• Task item
Collect all lines containing the word "Wistar" from the data.

• Dataset entries

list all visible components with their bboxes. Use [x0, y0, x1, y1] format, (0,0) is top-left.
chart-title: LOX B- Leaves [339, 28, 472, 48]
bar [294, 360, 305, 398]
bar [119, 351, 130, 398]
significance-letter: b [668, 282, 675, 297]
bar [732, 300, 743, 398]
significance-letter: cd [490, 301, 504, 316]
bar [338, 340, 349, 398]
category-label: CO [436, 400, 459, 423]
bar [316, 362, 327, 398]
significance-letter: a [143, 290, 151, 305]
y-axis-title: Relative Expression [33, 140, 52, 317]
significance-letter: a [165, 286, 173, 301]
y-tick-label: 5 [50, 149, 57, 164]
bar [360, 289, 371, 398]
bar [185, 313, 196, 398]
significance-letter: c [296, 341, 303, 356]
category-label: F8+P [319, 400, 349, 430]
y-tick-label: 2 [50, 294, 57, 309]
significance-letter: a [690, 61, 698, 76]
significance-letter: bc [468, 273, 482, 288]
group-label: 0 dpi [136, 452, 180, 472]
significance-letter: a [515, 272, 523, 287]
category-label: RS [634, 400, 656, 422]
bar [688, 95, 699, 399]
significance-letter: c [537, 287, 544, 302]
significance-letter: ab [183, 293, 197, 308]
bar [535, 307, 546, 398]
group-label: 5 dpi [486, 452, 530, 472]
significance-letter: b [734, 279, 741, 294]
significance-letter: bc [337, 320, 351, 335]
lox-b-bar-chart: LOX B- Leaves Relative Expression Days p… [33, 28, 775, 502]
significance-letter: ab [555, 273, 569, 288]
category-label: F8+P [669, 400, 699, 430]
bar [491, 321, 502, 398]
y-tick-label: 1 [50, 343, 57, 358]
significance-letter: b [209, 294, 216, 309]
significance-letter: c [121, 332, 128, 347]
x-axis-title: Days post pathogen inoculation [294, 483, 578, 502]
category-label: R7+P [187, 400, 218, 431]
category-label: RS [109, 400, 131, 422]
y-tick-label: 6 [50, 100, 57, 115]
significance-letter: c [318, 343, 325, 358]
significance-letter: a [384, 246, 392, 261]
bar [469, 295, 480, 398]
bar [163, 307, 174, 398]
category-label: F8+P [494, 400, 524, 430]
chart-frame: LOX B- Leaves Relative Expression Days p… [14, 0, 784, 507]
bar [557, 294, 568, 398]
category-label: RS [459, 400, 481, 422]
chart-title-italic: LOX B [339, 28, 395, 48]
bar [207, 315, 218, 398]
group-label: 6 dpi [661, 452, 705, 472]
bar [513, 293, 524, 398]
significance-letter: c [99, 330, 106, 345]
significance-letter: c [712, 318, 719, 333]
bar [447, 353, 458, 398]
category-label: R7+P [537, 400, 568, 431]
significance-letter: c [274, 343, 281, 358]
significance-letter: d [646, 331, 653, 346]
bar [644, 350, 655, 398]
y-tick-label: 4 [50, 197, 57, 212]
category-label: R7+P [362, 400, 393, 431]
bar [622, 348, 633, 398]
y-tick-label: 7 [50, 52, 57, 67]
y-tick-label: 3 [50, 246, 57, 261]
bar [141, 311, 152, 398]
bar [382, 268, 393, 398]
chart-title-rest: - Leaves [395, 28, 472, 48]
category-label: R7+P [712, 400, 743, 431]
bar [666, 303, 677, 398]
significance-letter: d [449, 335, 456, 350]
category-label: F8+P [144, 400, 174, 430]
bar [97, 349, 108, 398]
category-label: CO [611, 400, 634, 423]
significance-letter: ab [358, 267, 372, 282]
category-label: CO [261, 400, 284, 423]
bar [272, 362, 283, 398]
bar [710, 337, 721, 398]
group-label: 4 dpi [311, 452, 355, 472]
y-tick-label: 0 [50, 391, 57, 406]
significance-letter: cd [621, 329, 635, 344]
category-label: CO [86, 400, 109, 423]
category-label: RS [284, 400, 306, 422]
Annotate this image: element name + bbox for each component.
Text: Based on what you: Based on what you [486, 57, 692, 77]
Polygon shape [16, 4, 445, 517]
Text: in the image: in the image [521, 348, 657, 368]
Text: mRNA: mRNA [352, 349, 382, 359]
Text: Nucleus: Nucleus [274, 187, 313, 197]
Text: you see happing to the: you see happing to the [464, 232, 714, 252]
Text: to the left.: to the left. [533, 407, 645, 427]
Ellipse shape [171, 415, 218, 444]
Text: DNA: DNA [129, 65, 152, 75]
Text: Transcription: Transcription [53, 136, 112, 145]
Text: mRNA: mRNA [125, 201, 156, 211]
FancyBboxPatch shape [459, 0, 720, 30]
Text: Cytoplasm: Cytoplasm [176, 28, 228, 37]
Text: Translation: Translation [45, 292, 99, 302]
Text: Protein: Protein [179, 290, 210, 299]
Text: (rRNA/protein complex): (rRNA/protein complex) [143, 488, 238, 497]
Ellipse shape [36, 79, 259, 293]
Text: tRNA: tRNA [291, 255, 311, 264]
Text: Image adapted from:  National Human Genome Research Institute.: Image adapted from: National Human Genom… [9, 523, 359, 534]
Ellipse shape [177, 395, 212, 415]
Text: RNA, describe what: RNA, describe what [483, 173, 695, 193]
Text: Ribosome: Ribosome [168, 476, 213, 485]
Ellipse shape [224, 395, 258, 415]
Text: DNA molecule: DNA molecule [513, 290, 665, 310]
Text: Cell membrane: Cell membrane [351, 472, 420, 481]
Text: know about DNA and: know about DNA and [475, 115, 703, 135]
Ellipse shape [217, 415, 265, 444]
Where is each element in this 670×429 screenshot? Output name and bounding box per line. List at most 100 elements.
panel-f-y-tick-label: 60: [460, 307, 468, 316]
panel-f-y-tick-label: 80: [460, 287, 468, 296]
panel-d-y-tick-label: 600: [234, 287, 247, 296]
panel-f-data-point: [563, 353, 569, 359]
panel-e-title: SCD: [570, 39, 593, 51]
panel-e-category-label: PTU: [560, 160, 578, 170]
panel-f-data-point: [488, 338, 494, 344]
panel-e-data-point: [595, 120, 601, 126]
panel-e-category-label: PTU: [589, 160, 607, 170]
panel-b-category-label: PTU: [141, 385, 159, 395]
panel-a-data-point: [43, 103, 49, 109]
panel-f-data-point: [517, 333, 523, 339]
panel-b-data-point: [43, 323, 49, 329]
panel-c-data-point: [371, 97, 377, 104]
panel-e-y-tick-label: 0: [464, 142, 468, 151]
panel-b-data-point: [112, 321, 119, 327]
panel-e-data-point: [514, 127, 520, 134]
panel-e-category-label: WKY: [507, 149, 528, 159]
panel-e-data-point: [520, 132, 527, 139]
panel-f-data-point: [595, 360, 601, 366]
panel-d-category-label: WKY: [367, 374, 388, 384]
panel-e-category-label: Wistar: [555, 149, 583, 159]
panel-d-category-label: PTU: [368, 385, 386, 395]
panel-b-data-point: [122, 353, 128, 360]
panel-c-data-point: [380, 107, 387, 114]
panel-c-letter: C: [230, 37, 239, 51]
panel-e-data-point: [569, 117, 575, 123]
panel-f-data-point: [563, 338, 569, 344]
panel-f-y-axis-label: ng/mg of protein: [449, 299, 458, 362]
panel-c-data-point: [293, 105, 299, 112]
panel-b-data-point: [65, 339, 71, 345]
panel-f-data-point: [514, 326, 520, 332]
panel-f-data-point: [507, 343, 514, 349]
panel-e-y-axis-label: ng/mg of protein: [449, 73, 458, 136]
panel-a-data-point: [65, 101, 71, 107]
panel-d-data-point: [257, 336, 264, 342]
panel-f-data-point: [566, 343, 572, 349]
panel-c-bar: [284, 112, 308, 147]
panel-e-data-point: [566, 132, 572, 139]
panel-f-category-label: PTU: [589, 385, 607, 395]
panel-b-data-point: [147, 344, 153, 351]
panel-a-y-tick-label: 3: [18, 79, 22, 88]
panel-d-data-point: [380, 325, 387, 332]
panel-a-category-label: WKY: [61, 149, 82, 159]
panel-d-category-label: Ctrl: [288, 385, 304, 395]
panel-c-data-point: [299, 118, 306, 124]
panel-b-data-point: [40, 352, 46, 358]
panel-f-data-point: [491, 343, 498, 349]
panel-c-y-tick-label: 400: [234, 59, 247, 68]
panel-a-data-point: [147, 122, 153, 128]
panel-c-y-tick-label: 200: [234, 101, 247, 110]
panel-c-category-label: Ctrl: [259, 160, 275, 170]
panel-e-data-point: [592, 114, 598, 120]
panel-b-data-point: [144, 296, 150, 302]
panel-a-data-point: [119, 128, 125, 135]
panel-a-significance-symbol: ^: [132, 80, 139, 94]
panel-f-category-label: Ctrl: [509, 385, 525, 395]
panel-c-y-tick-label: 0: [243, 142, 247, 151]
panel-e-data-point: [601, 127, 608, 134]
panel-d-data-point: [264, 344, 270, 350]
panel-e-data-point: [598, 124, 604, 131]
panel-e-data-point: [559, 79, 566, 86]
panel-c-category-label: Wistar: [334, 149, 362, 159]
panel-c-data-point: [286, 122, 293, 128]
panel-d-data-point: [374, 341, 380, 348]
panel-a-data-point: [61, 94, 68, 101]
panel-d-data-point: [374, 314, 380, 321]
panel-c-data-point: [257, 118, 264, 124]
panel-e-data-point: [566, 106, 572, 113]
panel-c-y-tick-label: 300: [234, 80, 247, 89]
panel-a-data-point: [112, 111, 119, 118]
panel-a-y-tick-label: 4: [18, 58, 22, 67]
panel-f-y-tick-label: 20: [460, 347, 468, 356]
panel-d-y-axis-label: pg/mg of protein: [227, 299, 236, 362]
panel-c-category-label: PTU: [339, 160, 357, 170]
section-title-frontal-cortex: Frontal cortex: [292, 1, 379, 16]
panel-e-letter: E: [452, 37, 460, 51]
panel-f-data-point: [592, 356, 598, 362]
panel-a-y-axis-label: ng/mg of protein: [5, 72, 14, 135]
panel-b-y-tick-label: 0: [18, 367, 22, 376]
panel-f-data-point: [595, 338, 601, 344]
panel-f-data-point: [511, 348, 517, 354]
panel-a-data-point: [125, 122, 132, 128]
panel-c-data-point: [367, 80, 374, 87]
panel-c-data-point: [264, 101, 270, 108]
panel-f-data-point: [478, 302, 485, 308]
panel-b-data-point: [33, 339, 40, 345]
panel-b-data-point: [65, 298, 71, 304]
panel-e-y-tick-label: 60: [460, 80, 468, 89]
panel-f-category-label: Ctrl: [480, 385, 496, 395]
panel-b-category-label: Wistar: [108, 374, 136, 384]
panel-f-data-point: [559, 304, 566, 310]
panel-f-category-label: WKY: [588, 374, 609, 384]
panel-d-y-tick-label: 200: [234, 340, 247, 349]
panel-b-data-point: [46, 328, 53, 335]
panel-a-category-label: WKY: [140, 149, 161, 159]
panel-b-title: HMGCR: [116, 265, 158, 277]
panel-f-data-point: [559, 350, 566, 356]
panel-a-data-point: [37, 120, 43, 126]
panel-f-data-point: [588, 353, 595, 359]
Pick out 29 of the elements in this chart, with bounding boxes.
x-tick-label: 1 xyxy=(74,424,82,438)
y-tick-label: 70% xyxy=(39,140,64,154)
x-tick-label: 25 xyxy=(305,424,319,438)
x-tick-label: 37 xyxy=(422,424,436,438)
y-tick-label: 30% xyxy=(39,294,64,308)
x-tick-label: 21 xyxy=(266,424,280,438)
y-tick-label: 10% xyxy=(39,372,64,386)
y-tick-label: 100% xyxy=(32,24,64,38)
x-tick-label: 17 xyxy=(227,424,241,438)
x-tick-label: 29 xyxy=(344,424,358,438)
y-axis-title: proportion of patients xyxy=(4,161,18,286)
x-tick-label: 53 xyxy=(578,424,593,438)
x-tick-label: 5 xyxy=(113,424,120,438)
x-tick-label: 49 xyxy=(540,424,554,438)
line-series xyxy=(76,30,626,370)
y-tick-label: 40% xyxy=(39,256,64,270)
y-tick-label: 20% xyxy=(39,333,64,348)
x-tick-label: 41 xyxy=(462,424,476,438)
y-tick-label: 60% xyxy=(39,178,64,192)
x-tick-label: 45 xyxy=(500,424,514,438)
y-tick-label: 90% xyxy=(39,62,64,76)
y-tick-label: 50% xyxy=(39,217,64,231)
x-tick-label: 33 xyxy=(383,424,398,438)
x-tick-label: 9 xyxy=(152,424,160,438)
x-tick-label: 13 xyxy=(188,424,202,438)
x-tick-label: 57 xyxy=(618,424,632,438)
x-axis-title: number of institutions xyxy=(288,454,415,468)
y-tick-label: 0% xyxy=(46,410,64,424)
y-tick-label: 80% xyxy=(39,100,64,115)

• The completed task
panel-e-category-label: Wistar: [555, 149, 583, 159]
panel-c-category-label: Wistar: [334, 149, 362, 159]
panel-b-category-label: Wistar: [108, 374, 136, 384]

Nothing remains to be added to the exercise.